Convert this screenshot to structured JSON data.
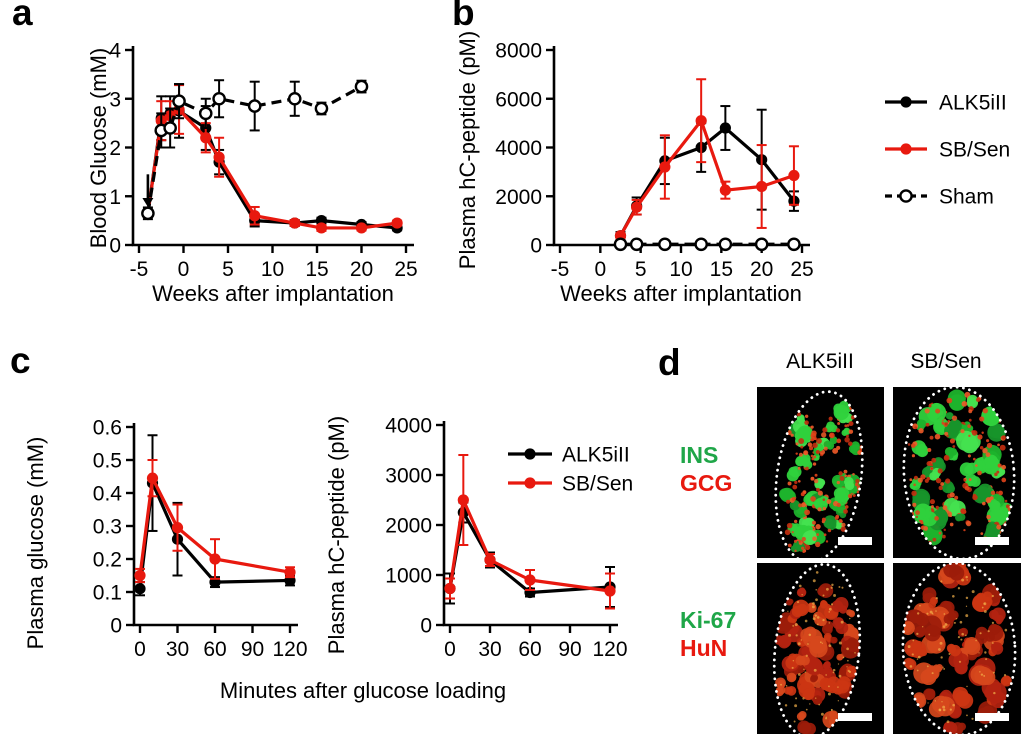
{
  "panels": {
    "a": {
      "letter": "a"
    },
    "b": {
      "letter": "b"
    },
    "c": {
      "letter": "c"
    },
    "d": {
      "letter": "d",
      "columns": [
        "ALK5iII",
        "SB/Sen"
      ],
      "rows": [
        {
          "line1": "INS",
          "line2": "GCG"
        },
        {
          "line1": "Ki-67",
          "line2": "HuN"
        }
      ]
    }
  },
  "colors": {
    "series_black": "#000000",
    "series_red": "#e8190f",
    "label_green": "#1fa648",
    "label_red": "#e8190f",
    "axis": "#000000"
  },
  "microscopy_palette": {
    "background": "#000000",
    "greens": [
      "#1db32c",
      "#2fd13c",
      "#45e24f",
      "#17942a"
    ],
    "reds": [
      "#e0421a",
      "#c52f10",
      "#f05a28"
    ],
    "dark_reds": [
      "#b32310",
      "#9c1c0a",
      "#cc3512",
      "#d6481c"
    ],
    "speckle": "#f2b04a",
    "outline": "#ffffff"
  },
  "chart_data": [
    {
      "id": "blood-glucose",
      "type": "line",
      "title": "",
      "xlabel": "Weeks after implantation",
      "ylabel": "Blood Glucose (mM)",
      "xlim": [
        -5,
        25
      ],
      "ylim": [
        0,
        4
      ],
      "xticks": [
        -5,
        0,
        5,
        10,
        15,
        20,
        25
      ],
      "yticks": [
        4,
        3,
        2,
        1,
        0
      ],
      "grid": false,
      "legend_position": "none",
      "annotation": {
        "type": "arrow-down",
        "x": -4,
        "from": 1.45,
        "to": 0.78
      },
      "series": [
        {
          "name": "ALK5iII",
          "color": "#000000",
          "marker": "filled",
          "line": "solid",
          "x": [
            -4,
            -2.5,
            -1.5,
            -0.5,
            2.5,
            4,
            8,
            12.5,
            15.5,
            20,
            24
          ],
          "y": [
            0.65,
            2.6,
            2.7,
            2.75,
            2.4,
            1.7,
            0.5,
            0.45,
            0.5,
            0.42,
            0.35
          ],
          "err": [
            0,
            0.45,
            0.35,
            0.55,
            0.45,
            0.25,
            0.12,
            0.06,
            0.06,
            0.05,
            0.05
          ]
        },
        {
          "name": "SB/Sen",
          "color": "#e8190f",
          "marker": "filled",
          "line": "solid",
          "x": [
            -4,
            -2.5,
            -1.5,
            -0.5,
            2.5,
            4,
            8,
            12.5,
            15.5,
            20,
            24
          ],
          "y": [
            0.65,
            2.55,
            2.65,
            2.78,
            2.2,
            1.8,
            0.6,
            0.45,
            0.35,
            0.35,
            0.45
          ],
          "err": [
            0,
            0.4,
            0.3,
            0.5,
            0.3,
            0.4,
            0.18,
            0.06,
            0.06,
            0.05,
            0.05
          ]
        },
        {
          "name": "Sham",
          "color": "#000000",
          "marker": "open",
          "line": "dashed",
          "x": [
            -4,
            -2.5,
            -1.5,
            -0.5,
            2.5,
            4,
            8,
            12.5,
            15.5,
            20
          ],
          "y": [
            0.65,
            2.35,
            2.4,
            2.95,
            2.7,
            3.0,
            2.85,
            3.0,
            2.8,
            3.25
          ],
          "err": [
            0.12,
            0.35,
            0.4,
            0.35,
            0.3,
            0.38,
            0.5,
            0.35,
            0.12,
            0.12
          ]
        }
      ]
    },
    {
      "id": "plasma-c-peptide",
      "type": "line",
      "title": "",
      "xlabel": "Weeks after implantation",
      "ylabel": "Plasma hC-peptide (pM)",
      "xlim": [
        -5,
        25
      ],
      "ylim": [
        0,
        8000
      ],
      "xticks": [
        -5,
        0,
        5,
        10,
        15,
        20,
        25
      ],
      "yticks": [
        8000,
        6000,
        4000,
        2000,
        0
      ],
      "grid": false,
      "legend_position": "right-outside",
      "series": [
        {
          "name": "ALK5iII",
          "color": "#000000",
          "marker": "filled",
          "line": "solid",
          "x": [
            2.5,
            4.5,
            8,
            12.5,
            15.5,
            20,
            24
          ],
          "y": [
            380,
            1600,
            3450,
            4000,
            4800,
            3500,
            1800
          ],
          "err": [
            150,
            350,
            950,
            1000,
            900,
            2050,
            400
          ]
        },
        {
          "name": "SB/Sen",
          "color": "#e8190f",
          "marker": "filled",
          "line": "solid",
          "x": [
            2.5,
            4.5,
            8,
            12.5,
            15.5,
            20,
            24
          ],
          "y": [
            380,
            1550,
            3200,
            5100,
            2250,
            2400,
            2850
          ],
          "err": [
            100,
            300,
            1300,
            1700,
            350,
            1700,
            1200
          ]
        },
        {
          "name": "Sham",
          "color": "#000000",
          "marker": "open",
          "line": "dashed",
          "x": [
            2.5,
            4.5,
            8,
            12.5,
            15.5,
            20,
            24
          ],
          "y": [
            30,
            30,
            30,
            30,
            30,
            30,
            30
          ],
          "err": [
            0,
            0,
            0,
            0,
            0,
            0,
            0
          ]
        }
      ]
    },
    {
      "id": "ogtt-glucose",
      "type": "line",
      "title": "",
      "xlabel": "Minutes after glucose loading",
      "ylabel": "Plasma glucose (mM)",
      "xlim": [
        0,
        120
      ],
      "ylim": [
        0,
        0.6
      ],
      "xticks": [
        0,
        30,
        60,
        90,
        120
      ],
      "yticks": [
        0.6,
        0.5,
        0.4,
        0.3,
        0.2,
        0.1,
        0
      ],
      "grid": false,
      "legend_position": "none",
      "series": [
        {
          "name": "ALK5iII",
          "color": "#000000",
          "marker": "filled",
          "line": "solid",
          "x": [
            0,
            10,
            30,
            60,
            120
          ],
          "y": [
            0.11,
            0.43,
            0.26,
            0.13,
            0.135
          ],
          "err": [
            0.02,
            0.145,
            0.11,
            0.015,
            0.015
          ]
        },
        {
          "name": "SB/Sen",
          "color": "#e8190f",
          "marker": "filled",
          "line": "solid",
          "x": [
            0,
            10,
            30,
            60,
            120
          ],
          "y": [
            0.15,
            0.445,
            0.295,
            0.2,
            0.16
          ],
          "err": [
            0.02,
            0.055,
            0.07,
            0.06,
            0.015
          ]
        }
      ]
    },
    {
      "id": "ogtt-c-peptide",
      "type": "line",
      "title": "",
      "xlabel": "Minutes after glucose loading",
      "ylabel": "Plasma hC-peptide (pM)",
      "xlim": [
        0,
        120
      ],
      "ylim": [
        0,
        4000
      ],
      "xticks": [
        0,
        30,
        60,
        90,
        120
      ],
      "yticks": [
        4000,
        3000,
        2000,
        1000,
        0
      ],
      "grid": false,
      "legend_position": "inside-top-right",
      "series": [
        {
          "name": "ALK5iII",
          "color": "#000000",
          "marker": "filled",
          "line": "solid",
          "x": [
            0,
            10,
            30,
            60,
            120
          ],
          "y": [
            730,
            2250,
            1300,
            650,
            760
          ],
          "err": [
            300,
            200,
            150,
            80,
            400
          ]
        },
        {
          "name": "SB/Sen",
          "color": "#e8190f",
          "marker": "filled",
          "line": "solid",
          "x": [
            0,
            10,
            30,
            60,
            120
          ],
          "y": [
            730,
            2500,
            1300,
            900,
            680
          ],
          "err": [
            200,
            900,
            120,
            200,
            350
          ]
        }
      ]
    }
  ]
}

::::::::::

Go through the preceding material and copy each line that has the word "peptide".

      "id": "plasma-c-peptide",
      "ylabel": "Plasma hC-peptide (pM)",
      "id": "ogtt-c-peptide",
      "ylabel": "Plasma hC-peptide (pM)",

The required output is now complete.